## Dataset entries
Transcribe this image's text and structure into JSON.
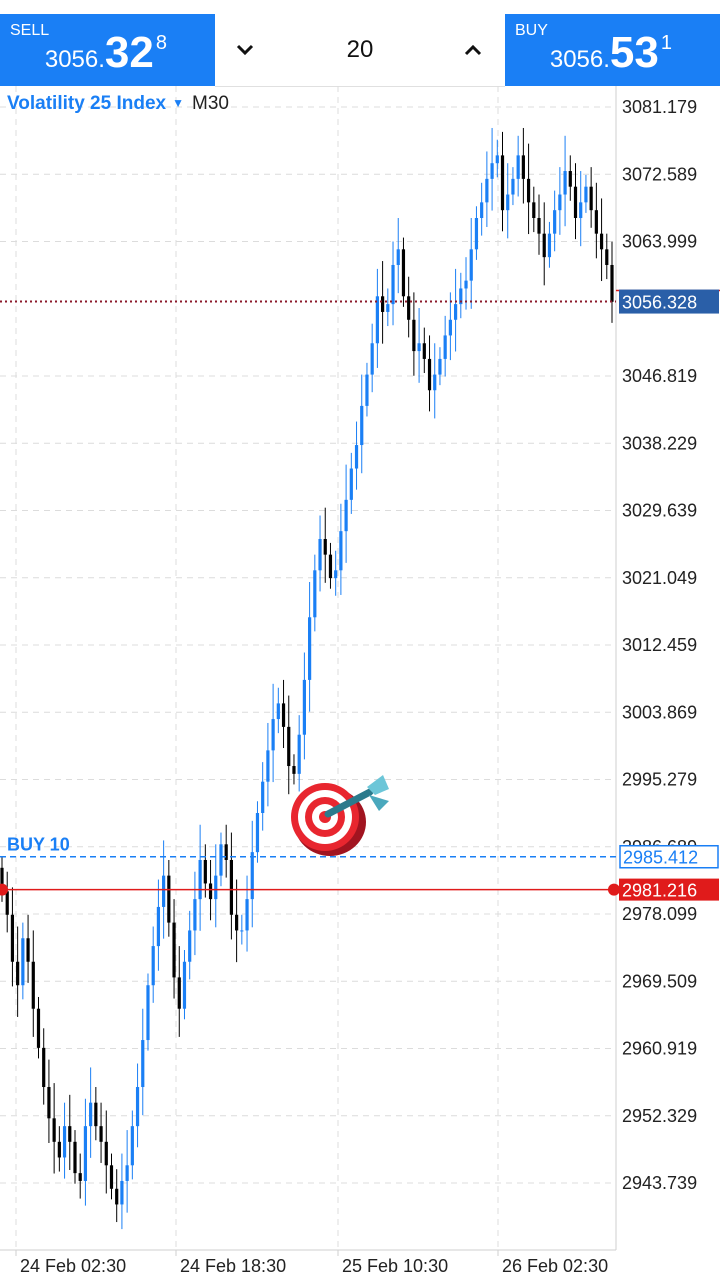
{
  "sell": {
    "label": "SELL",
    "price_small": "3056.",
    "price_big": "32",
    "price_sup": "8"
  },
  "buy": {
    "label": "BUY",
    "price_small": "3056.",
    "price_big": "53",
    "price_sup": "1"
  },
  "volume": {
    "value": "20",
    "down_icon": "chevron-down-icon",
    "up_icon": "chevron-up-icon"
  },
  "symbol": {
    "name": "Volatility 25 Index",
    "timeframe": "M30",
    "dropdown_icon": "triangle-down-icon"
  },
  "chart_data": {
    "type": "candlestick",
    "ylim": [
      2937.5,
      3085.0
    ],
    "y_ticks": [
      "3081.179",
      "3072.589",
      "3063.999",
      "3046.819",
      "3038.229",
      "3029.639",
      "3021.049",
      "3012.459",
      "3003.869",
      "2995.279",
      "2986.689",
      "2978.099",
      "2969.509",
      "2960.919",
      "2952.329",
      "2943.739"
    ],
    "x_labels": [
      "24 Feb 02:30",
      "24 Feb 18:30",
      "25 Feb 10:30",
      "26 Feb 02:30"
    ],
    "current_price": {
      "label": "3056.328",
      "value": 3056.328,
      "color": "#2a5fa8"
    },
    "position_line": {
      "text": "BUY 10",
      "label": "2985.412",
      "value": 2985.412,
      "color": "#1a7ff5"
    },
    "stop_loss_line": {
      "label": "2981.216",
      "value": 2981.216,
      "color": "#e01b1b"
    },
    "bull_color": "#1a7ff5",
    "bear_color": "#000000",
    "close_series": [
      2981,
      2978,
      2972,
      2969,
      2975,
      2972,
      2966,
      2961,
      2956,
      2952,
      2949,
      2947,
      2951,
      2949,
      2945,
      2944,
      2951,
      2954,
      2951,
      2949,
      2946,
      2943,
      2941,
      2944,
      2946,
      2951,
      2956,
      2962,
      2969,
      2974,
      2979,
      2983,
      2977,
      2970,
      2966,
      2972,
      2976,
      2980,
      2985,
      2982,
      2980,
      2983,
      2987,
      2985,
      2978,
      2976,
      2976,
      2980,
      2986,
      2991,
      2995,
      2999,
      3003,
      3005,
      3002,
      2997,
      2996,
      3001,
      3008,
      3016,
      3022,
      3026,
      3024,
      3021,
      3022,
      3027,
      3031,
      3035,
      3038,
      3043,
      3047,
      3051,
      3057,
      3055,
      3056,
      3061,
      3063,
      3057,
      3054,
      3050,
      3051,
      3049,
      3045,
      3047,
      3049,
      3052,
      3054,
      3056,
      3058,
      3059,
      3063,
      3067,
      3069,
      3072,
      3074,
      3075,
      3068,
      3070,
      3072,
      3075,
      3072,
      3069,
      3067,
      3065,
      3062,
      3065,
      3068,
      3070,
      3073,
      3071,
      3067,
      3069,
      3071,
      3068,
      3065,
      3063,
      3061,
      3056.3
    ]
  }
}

--

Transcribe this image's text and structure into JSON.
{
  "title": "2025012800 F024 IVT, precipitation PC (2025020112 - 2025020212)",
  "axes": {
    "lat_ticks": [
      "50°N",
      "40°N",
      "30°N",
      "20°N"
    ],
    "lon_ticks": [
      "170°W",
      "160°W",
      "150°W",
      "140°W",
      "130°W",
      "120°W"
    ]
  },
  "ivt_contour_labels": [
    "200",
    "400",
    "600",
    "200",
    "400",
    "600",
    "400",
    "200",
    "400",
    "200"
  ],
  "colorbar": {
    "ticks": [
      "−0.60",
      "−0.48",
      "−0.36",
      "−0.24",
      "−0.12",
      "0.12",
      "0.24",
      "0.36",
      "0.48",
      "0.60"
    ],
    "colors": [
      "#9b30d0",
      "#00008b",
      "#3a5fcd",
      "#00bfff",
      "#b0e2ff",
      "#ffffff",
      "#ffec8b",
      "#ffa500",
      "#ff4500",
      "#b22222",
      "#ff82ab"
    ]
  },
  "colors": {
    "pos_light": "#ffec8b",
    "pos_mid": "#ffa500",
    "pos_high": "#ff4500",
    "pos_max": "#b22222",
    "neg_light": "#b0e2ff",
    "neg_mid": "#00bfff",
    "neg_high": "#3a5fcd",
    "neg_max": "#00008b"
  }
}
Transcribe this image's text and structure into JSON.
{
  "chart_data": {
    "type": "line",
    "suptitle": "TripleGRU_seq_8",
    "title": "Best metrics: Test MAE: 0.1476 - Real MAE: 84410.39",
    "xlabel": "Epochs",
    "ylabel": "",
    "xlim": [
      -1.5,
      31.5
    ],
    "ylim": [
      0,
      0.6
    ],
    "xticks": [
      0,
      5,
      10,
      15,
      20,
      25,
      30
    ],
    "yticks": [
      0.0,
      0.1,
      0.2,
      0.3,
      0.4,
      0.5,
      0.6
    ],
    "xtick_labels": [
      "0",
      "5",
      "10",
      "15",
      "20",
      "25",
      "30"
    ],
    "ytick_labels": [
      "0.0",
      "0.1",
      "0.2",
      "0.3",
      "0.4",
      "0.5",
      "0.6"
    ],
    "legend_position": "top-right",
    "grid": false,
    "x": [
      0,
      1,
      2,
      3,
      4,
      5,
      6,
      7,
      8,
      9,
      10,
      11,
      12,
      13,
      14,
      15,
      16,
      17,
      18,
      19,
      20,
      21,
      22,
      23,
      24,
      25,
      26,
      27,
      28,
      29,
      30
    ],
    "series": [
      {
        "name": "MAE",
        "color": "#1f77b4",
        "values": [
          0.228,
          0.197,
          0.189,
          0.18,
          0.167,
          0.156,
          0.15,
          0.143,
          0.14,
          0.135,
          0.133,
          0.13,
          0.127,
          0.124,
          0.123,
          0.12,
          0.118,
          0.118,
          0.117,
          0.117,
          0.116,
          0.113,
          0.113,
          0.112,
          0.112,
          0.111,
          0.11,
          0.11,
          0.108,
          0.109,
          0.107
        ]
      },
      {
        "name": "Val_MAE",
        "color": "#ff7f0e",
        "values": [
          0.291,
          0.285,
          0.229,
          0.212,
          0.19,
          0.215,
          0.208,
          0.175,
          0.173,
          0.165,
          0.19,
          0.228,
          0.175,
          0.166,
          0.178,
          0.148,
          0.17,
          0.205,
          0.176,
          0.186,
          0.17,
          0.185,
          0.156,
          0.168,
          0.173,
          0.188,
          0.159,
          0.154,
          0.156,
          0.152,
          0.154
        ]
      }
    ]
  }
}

## Description of the task
Scan the material above. Extract every line in which the word "name" occurs.

## Answer to this exercise
    "name": "Volatility 25 Index",
        "name": "MAE",
        "name": "Val_MAE",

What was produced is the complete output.